_GIVEN EXERCISE:_ Entries follow. Set all of them down as they stand.

_MATERIAL TO PROCESS:_
------------------------------------

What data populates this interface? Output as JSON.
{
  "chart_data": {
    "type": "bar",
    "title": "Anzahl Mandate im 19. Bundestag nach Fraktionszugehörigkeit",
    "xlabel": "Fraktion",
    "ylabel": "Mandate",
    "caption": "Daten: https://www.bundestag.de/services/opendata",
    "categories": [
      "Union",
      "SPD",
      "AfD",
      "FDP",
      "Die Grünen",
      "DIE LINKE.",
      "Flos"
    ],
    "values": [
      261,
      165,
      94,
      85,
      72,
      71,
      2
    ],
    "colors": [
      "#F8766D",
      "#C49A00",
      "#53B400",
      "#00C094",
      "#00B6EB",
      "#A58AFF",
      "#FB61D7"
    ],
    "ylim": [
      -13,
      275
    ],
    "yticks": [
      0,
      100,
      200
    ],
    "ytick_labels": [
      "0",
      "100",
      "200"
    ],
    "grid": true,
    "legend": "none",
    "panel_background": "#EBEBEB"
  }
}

------------------------------------

_SOLUTION TO THIS TASK:_
What data populates this interface? Output as JSON.
{
  "chart_data": {
    "type": "bar",
    "title": "Anzahl Mandate im 19. Bundestag nach Fraktionszugehörigkeit",
    "xlabel": "Fraktion",
    "ylabel": "Mandate",
    "caption": "Daten: https://www.bundestag.de/services/opendata",
    "categories": [
      "Union",
      "SPD",
      "AfD",
      "FDP",
      "Die Grünen",
      "DIE LINKE.",
      "Flos"
    ],
    "values": [
      261,
      165,
      94,
      85,
      72,
      71,
      2
    ],
    "colors": [
      "#F8766D",
      "#C49A00",
      "#53B400",
      "#00C094",
      "#00B6EB",
      "#A58AFF",
      "#FB61D7"
    ],
    "ylim": [
      -13,
      275
    ],
    "yticks": [
      0,
      100,
      200
    ],
    "ytick_labels": [
      "0",
      "100",
      "200"
    ],
    "grid": true,
    "legend": "none",
    "panel_background": "#EBEBEB"
  }
}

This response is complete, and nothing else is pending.